• Exercise brief:
Provide the data again in its entirety, exactly as given.
---
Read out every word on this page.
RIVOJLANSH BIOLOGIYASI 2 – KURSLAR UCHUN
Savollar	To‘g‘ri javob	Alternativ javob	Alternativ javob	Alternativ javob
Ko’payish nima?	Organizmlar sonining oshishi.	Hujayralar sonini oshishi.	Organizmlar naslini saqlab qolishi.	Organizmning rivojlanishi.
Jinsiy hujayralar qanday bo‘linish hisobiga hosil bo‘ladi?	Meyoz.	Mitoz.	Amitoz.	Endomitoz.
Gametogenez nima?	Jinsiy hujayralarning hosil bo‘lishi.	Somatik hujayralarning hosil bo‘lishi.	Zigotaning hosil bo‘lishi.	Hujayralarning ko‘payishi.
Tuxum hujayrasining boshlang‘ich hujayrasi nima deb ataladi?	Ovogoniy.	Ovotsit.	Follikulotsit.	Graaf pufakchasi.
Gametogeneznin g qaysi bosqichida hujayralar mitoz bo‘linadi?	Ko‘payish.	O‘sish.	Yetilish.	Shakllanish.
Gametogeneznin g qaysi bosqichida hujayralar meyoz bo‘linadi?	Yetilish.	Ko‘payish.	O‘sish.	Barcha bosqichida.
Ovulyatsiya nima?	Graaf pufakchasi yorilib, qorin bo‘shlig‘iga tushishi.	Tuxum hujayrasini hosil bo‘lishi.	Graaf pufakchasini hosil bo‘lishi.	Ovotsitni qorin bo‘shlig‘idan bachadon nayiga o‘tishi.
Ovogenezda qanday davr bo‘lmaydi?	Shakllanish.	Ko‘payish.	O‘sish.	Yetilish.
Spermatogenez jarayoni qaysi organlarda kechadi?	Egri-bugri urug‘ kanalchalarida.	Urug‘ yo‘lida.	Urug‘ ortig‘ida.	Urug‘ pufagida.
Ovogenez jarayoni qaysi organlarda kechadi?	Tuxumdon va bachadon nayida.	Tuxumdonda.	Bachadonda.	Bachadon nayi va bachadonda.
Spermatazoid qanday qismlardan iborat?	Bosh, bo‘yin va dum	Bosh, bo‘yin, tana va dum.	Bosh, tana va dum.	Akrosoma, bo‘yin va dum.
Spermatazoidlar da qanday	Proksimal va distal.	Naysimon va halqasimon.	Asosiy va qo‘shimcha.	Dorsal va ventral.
---
• Full solution:
Read out every word on this page.
RIVOJLANSH BIOLOGIYASI 2 – KURSLAR UCHUN
Savollar	To‘g‘ri javob	Alternativ javob	Alternativ javob	Alternativ javob
Ko’payish nima?	Organizmlar sonining oshishi.	Hujayralar sonini oshishi.	Organizmlar naslini saqlab qolishi.	Organizmning rivojlanishi.
Jinsiy hujayralar qanday bo‘linish hisobiga hosil bo‘ladi?	Meyoz.	Mitoz.	Amitoz.	Endomitoz.
Gametogenez nima?	Jinsiy hujayralarning hosil bo‘lishi.	Somatik hujayralarning hosil bo‘lishi.	Zigotaning hosil bo‘lishi.	Hujayralarning ko‘payishi.
Tuxum hujayrasining boshlang‘ich hujayrasi nima deb ataladi?	Ovogoniy.	Ovotsit.	Follikulotsit.	Graaf pufakchasi.
Gametogeneznin g qaysi bosqichida hujayralar mitoz bo‘linadi?	Ko‘payish.	O‘sish.	Yetilish.	Shakllanish.
Gametogeneznin g qaysi bosqichida hujayralar meyoz bo‘linadi?	Yetilish.	Ko‘payish.	O‘sish.	Barcha bosqichida.
Ovulyatsiya nima?	Graaf pufakchasi yorilib, qorin bo‘shlig‘iga tushishi.	Tuxum hujayrasini hosil bo‘lishi.	Graaf pufakchasini hosil bo‘lishi.	Ovotsitni qorin bo‘shlig‘idan bachadon nayiga o‘tishi.
Ovogenezda qanday davr bo‘lmaydi?	Shakllanish.	Ko‘payish.	O‘sish.	Yetilish.
Spermatogenez jarayoni qaysi organlarda kechadi?	Egri-bugri urug‘ kanalchalarida.	Urug‘ yo‘lida.	Urug‘ ortig‘ida.	Urug‘ pufagida.
Ovogenez jarayoni qaysi organlarda kechadi?	Tuxumdon va bachadon nayida.	Tuxumdonda.	Bachadonda.	Bachadon nayi va bachadonda.
Spermatazoid qanday qismlardan iborat?	Bosh, bo‘yin va dum	Bosh, bo‘yin, tana va dum.	Bosh, tana va dum.	Akrosoma, bo‘yin va dum.
Spermatazoidlar da qanday	Proksimal va distal.	Naysimon va halqasimon.	Asosiy va qo‘shimcha.	Dorsal va ventral.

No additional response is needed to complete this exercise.